__Aim__:
Each line of the listing that contains the word "Slightly" is to be copied.

__Records provided__:
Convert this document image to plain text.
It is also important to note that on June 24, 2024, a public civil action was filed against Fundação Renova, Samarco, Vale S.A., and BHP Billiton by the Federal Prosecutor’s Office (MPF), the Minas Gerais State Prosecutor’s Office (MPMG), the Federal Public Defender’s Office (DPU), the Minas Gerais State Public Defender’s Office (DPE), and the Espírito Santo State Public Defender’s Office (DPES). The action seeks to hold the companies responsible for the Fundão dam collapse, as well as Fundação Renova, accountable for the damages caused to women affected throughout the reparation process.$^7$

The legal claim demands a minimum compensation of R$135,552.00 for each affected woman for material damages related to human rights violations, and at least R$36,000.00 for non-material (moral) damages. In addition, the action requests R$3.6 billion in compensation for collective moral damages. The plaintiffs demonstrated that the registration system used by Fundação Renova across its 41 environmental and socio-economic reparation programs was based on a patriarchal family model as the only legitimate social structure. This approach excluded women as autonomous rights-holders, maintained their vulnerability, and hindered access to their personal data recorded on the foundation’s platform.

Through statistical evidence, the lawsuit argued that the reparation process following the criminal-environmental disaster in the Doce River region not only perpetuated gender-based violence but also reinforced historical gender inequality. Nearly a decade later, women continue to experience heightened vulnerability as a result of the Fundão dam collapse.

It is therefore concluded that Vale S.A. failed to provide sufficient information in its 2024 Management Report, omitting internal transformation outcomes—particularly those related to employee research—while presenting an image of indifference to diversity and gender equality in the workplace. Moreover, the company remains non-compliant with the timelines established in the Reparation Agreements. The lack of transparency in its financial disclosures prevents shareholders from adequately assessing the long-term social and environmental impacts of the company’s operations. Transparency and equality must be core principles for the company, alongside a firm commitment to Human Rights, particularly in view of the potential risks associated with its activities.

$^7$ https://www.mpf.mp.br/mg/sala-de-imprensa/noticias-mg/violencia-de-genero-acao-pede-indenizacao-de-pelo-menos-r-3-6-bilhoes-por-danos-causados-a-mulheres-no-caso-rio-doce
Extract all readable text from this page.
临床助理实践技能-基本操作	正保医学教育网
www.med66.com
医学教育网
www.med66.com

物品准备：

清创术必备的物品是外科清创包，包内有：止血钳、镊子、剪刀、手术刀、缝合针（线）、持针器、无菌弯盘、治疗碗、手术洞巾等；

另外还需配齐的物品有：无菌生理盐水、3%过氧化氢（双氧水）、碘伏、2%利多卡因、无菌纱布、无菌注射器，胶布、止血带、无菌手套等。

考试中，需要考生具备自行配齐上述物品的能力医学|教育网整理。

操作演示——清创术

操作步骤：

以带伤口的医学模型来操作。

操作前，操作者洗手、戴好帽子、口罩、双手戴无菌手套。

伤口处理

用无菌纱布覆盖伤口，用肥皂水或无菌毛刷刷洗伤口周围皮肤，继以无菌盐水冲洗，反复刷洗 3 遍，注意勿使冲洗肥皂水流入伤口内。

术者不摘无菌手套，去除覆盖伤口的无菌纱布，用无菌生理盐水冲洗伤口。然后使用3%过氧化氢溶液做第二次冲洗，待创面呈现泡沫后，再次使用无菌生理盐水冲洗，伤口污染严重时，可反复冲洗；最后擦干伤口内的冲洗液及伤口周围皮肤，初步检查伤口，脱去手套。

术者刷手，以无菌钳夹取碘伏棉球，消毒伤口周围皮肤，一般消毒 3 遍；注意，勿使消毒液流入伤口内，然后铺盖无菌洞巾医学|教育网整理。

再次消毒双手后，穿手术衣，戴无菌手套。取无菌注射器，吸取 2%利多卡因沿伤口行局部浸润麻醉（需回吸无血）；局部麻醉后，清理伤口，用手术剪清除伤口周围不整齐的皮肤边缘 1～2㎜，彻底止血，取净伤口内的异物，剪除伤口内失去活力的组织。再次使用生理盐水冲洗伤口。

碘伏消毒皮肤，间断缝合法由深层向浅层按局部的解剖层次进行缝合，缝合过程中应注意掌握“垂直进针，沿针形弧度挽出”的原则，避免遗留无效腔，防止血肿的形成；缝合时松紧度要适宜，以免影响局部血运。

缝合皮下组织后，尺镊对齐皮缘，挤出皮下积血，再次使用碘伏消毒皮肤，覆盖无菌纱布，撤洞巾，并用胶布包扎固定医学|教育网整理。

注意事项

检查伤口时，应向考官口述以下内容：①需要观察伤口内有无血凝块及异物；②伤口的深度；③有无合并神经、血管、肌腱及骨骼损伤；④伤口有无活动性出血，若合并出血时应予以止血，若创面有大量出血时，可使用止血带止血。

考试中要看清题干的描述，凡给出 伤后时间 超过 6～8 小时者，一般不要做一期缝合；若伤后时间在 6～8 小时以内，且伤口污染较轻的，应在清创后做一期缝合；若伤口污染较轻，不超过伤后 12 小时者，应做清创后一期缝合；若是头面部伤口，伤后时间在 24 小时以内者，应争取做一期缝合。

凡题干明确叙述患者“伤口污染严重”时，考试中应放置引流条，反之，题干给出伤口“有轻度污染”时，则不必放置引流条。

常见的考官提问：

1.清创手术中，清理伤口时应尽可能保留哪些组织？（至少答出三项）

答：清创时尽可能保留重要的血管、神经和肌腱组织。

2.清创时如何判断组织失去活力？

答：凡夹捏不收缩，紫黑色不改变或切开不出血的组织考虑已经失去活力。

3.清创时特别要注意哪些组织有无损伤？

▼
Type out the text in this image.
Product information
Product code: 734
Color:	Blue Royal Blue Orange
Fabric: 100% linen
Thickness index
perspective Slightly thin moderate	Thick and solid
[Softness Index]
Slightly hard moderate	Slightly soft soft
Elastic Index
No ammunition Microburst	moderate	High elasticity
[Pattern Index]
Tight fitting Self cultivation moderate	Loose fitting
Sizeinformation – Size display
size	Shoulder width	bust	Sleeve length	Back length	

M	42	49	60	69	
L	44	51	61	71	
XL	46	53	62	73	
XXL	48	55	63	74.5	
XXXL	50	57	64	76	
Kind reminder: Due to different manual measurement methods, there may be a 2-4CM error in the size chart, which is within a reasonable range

__Answer to this task__:
perspective Slightly thin moderate	Thick and solid
Slightly hard moderate	Slightly soft soft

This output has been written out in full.